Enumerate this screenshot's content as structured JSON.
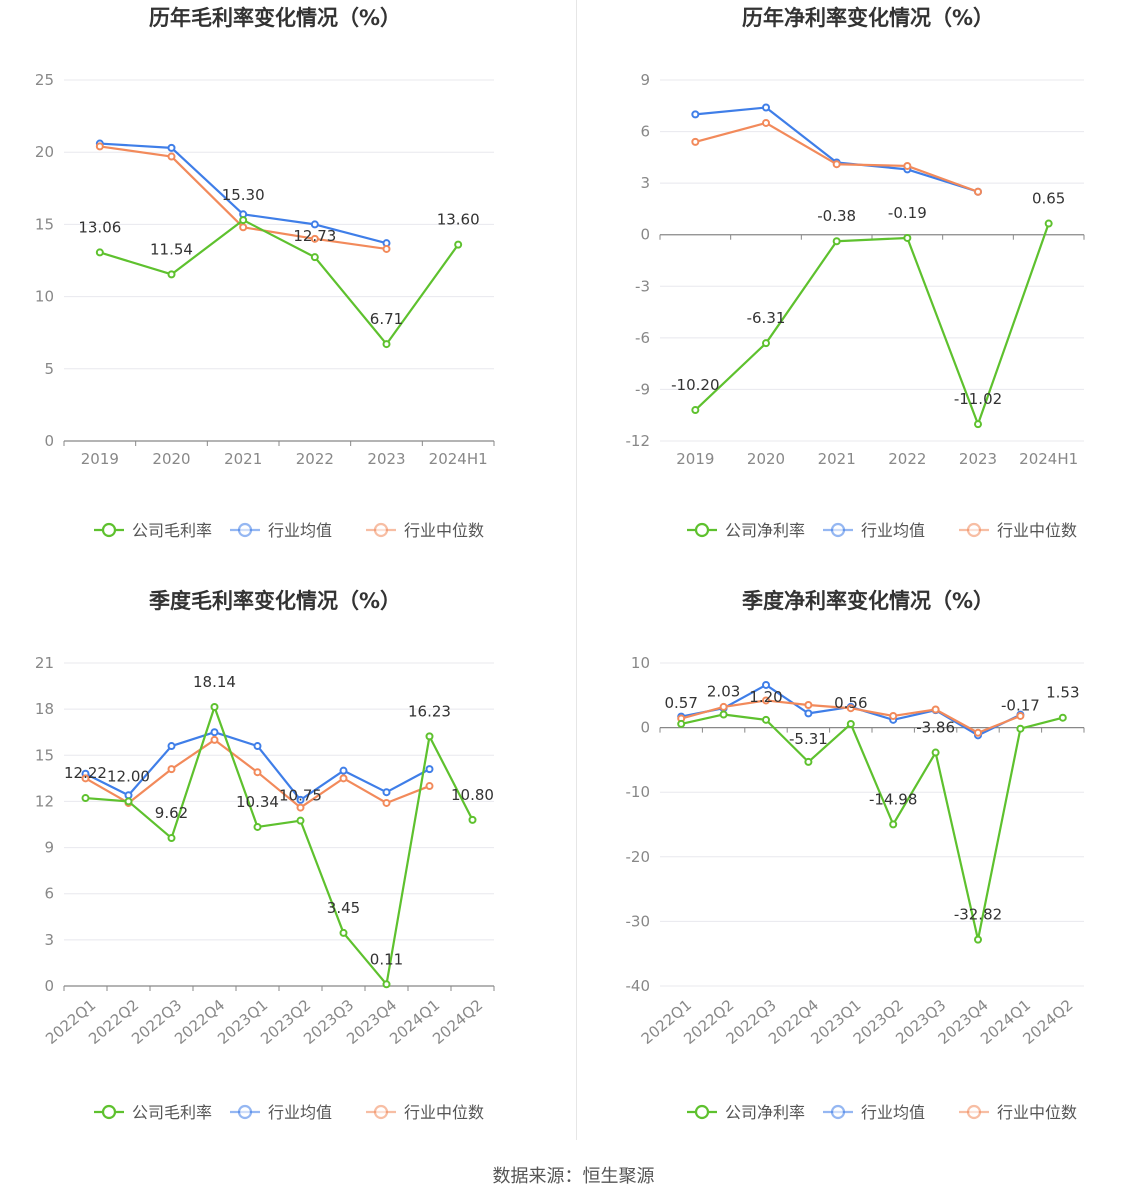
{
  "source_label": "数据来源：恒生聚源",
  "colors": {
    "company": "#5ec12e",
    "avg": "#3f7ee8",
    "median": "#f28a5b",
    "grid": "#e8e8ee",
    "axis": "#888888"
  },
  "chart_data": [
    {
      "type": "line",
      "title": "历年毛利率变化情况（%）",
      "categories": [
        "2019",
        "2020",
        "2021",
        "2022",
        "2023",
        "2024H1"
      ],
      "yticks": [
        "0",
        "5",
        "10",
        "15",
        "20",
        "25"
      ],
      "ylim": [
        0,
        25
      ],
      "legend": [
        "公司毛利率",
        "行业均值",
        "行业中位数"
      ],
      "series": [
        {
          "name": "公司毛利率",
          "key": "company",
          "values": [
            13.06,
            11.54,
            15.3,
            12.73,
            6.71,
            13.6
          ],
          "labels": [
            "13.06",
            "11.54",
            "15.30",
            "12.73",
            "6.71",
            "13.60"
          ]
        },
        {
          "name": "行业均值",
          "key": "avg",
          "values": [
            20.6,
            20.3,
            15.7,
            15.0,
            13.7,
            null
          ]
        },
        {
          "name": "行业中位数",
          "key": "median",
          "values": [
            20.4,
            19.7,
            14.8,
            14.0,
            13.3,
            null
          ]
        }
      ]
    },
    {
      "type": "line",
      "title": "历年净利率变化情况（%）",
      "categories": [
        "2019",
        "2020",
        "2021",
        "2022",
        "2023",
        "2024H1"
      ],
      "yticks": [
        "-12",
        "-9",
        "-6",
        "-3",
        "0",
        "3",
        "6",
        "9"
      ],
      "ylim": [
        -12,
        9
      ],
      "legend": [
        "公司净利率",
        "行业均值",
        "行业中位数"
      ],
      "series": [
        {
          "name": "公司净利率",
          "key": "company",
          "values": [
            -10.2,
            -6.31,
            -0.38,
            -0.19,
            -11.02,
            0.65
          ],
          "labels": [
            "-10.20",
            "-6.31",
            "-0.38",
            "-0.19",
            "-11.02",
            "0.65"
          ]
        },
        {
          "name": "行业均值",
          "key": "avg",
          "values": [
            7.0,
            7.4,
            4.2,
            3.8,
            2.5,
            null
          ]
        },
        {
          "name": "行业中位数",
          "key": "median",
          "values": [
            5.4,
            6.5,
            4.1,
            4.0,
            2.5,
            null
          ]
        }
      ]
    },
    {
      "type": "line",
      "title": "季度毛利率变化情况（%）",
      "categories": [
        "2022Q1",
        "2022Q2",
        "2022Q3",
        "2022Q4",
        "2023Q1",
        "2023Q2",
        "2023Q3",
        "2023Q4",
        "2024Q1",
        "2024Q2"
      ],
      "yticks": [
        "0",
        "3",
        "6",
        "9",
        "12",
        "15",
        "18",
        "21"
      ],
      "ylim": [
        0,
        21
      ],
      "legend": [
        "公司毛利率",
        "行业均值",
        "行业中位数"
      ],
      "series": [
        {
          "name": "公司毛利率",
          "key": "company",
          "values": [
            12.22,
            12.0,
            9.62,
            18.14,
            10.34,
            10.75,
            3.45,
            0.11,
            16.23,
            10.8
          ],
          "labels": [
            "12.22",
            "12.00",
            "9.62",
            "18.14",
            "10.34",
            "10.75",
            "3.45",
            "0.11",
            "16.23",
            "10.80"
          ]
        },
        {
          "name": "行业均值",
          "key": "avg",
          "values": [
            13.8,
            12.4,
            15.6,
            16.5,
            15.6,
            12.1,
            14.0,
            12.6,
            14.1,
            null
          ]
        },
        {
          "name": "行业中位数",
          "key": "median",
          "values": [
            13.5,
            11.9,
            14.1,
            16.0,
            13.9,
            11.6,
            13.5,
            11.9,
            13.0,
            null
          ]
        }
      ]
    },
    {
      "type": "line",
      "title": "季度净利率变化情况（%）",
      "categories": [
        "2022Q1",
        "2022Q2",
        "2022Q3",
        "2022Q4",
        "2023Q1",
        "2023Q2",
        "2023Q3",
        "2023Q4",
        "2024Q1",
        "2024Q2"
      ],
      "yticks": [
        "-40",
        "-30",
        "-20",
        "-10",
        "0",
        "10"
      ],
      "ylim": [
        -40,
        10
      ],
      "legend": [
        "公司净利率",
        "行业均值",
        "行业中位数"
      ],
      "series": [
        {
          "name": "公司净利率",
          "key": "company",
          "values": [
            0.57,
            2.03,
            1.2,
            -5.31,
            0.56,
            -14.98,
            -3.86,
            -32.82,
            -0.17,
            1.53
          ],
          "labels": [
            "0.57",
            "2.03",
            "1.20",
            "-5.31",
            "0.56",
            "-14.98",
            "-3.86",
            "-32.82",
            "-0.17",
            "1.53"
          ]
        },
        {
          "name": "行业均值",
          "key": "avg",
          "values": [
            1.7,
            3.0,
            6.6,
            2.2,
            3.2,
            1.2,
            2.7,
            -1.2,
            2.0,
            null
          ]
        },
        {
          "name": "行业中位数",
          "key": "median",
          "values": [
            1.4,
            3.2,
            4.2,
            3.5,
            3.0,
            1.8,
            2.8,
            -0.8,
            1.8,
            null
          ]
        }
      ]
    }
  ]
}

_____

### [TO BE DONE]
Each record must be quoted in full and exactly. Do not include the pictures.

### [PROBLEM SOLUTION]
Enumerate this screenshot's content as structured JSON.
{
  "source_label": "数据来源：恒生聚源",
  "colors": {
    "company": "#5ec12e",
    "avg": "#3f7ee8",
    "median": "#f28a5b",
    "grid": "#e8e8ee",
    "axis": "#888888"
  },
  "chart_data": [
    {
      "type": "line",
      "title": "历年毛利率变化情况（%）",
      "categories": [
        "2019",
        "2020",
        "2021",
        "2022",
        "2023",
        "2024H1"
      ],
      "yticks": [
        "0",
        "5",
        "10",
        "15",
        "20",
        "25"
      ],
      "ylim": [
        0,
        25
      ],
      "legend": [
        "公司毛利率",
        "行业均值",
        "行业中位数"
      ],
      "series": [
        {
          "name": "公司毛利率",
          "key": "company",
          "values": [
            13.06,
            11.54,
            15.3,
            12.73,
            6.71,
            13.6
          ],
          "labels": [
            "13.06",
            "11.54",
            "15.30",
            "12.73",
            "6.71",
            "13.60"
          ]
        },
        {
          "name": "行业均值",
          "key": "avg",
          "values": [
            20.6,
            20.3,
            15.7,
            15.0,
            13.7,
            null
          ]
        },
        {
          "name": "行业中位数",
          "key": "median",
          "values": [
            20.4,
            19.7,
            14.8,
            14.0,
            13.3,
            null
          ]
        }
      ]
    },
    {
      "type": "line",
      "title": "历年净利率变化情况（%）",
      "categories": [
        "2019",
        "2020",
        "2021",
        "2022",
        "2023",
        "2024H1"
      ],
      "yticks": [
        "-12",
        "-9",
        "-6",
        "-3",
        "0",
        "3",
        "6",
        "9"
      ],
      "ylim": [
        -12,
        9
      ],
      "legend": [
        "公司净利率",
        "行业均值",
        "行业中位数"
      ],
      "series": [
        {
          "name": "公司净利率",
          "key": "company",
          "values": [
            -10.2,
            -6.31,
            -0.38,
            -0.19,
            -11.02,
            0.65
          ],
          "labels": [
            "-10.20",
            "-6.31",
            "-0.38",
            "-0.19",
            "-11.02",
            "0.65"
          ]
        },
        {
          "name": "行业均值",
          "key": "avg",
          "values": [
            7.0,
            7.4,
            4.2,
            3.8,
            2.5,
            null
          ]
        },
        {
          "name": "行业中位数",
          "key": "median",
          "values": [
            5.4,
            6.5,
            4.1,
            4.0,
            2.5,
            null
          ]
        }
      ]
    },
    {
      "type": "line",
      "title": "季度毛利率变化情况（%）",
      "categories": [
        "2022Q1",
        "2022Q2",
        "2022Q3",
        "2022Q4",
        "2023Q1",
        "2023Q2",
        "2023Q3",
        "2023Q4",
        "2024Q1",
        "2024Q2"
      ],
      "yticks": [
        "0",
        "3",
        "6",
        "9",
        "12",
        "15",
        "18",
        "21"
      ],
      "ylim": [
        0,
        21
      ],
      "legend": [
        "公司毛利率",
        "行业均值",
        "行业中位数"
      ],
      "series": [
        {
          "name": "公司毛利率",
          "key": "company",
          "values": [
            12.22,
            12.0,
            9.62,
            18.14,
            10.34,
            10.75,
            3.45,
            0.11,
            16.23,
            10.8
          ],
          "labels": [
            "12.22",
            "12.00",
            "9.62",
            "18.14",
            "10.34",
            "10.75",
            "3.45",
            "0.11",
            "16.23",
            "10.80"
          ]
        },
        {
          "name": "行业均值",
          "key": "avg",
          "values": [
            13.8,
            12.4,
            15.6,
            16.5,
            15.6,
            12.1,
            14.0,
            12.6,
            14.1,
            null
          ]
        },
        {
          "name": "行业中位数",
          "key": "median",
          "values": [
            13.5,
            11.9,
            14.1,
            16.0,
            13.9,
            11.6,
            13.5,
            11.9,
            13.0,
            null
          ]
        }
      ]
    },
    {
      "type": "line",
      "title": "季度净利率变化情况（%）",
      "categories": [
        "2022Q1",
        "2022Q2",
        "2022Q3",
        "2022Q4",
        "2023Q1",
        "2023Q2",
        "2023Q3",
        "2023Q4",
        "2024Q1",
        "2024Q2"
      ],
      "yticks": [
        "-40",
        "-30",
        "-20",
        "-10",
        "0",
        "10"
      ],
      "ylim": [
        -40,
        10
      ],
      "legend": [
        "公司净利率",
        "行业均值",
        "行业中位数"
      ],
      "series": [
        {
          "name": "公司净利率",
          "key": "company",
          "values": [
            0.57,
            2.03,
            1.2,
            -5.31,
            0.56,
            -14.98,
            -3.86,
            -32.82,
            -0.17,
            1.53
          ],
          "labels": [
            "0.57",
            "2.03",
            "1.20",
            "-5.31",
            "0.56",
            "-14.98",
            "-3.86",
            "-32.82",
            "-0.17",
            "1.53"
          ]
        },
        {
          "name": "行业均值",
          "key": "avg",
          "values": [
            1.7,
            3.0,
            6.6,
            2.2,
            3.2,
            1.2,
            2.7,
            -1.2,
            2.0,
            null
          ]
        },
        {
          "name": "行业中位数",
          "key": "median",
          "values": [
            1.4,
            3.2,
            4.2,
            3.5,
            3.0,
            1.8,
            2.8,
            -0.8,
            1.8,
            null
          ]
        }
      ]
    }
  ]
}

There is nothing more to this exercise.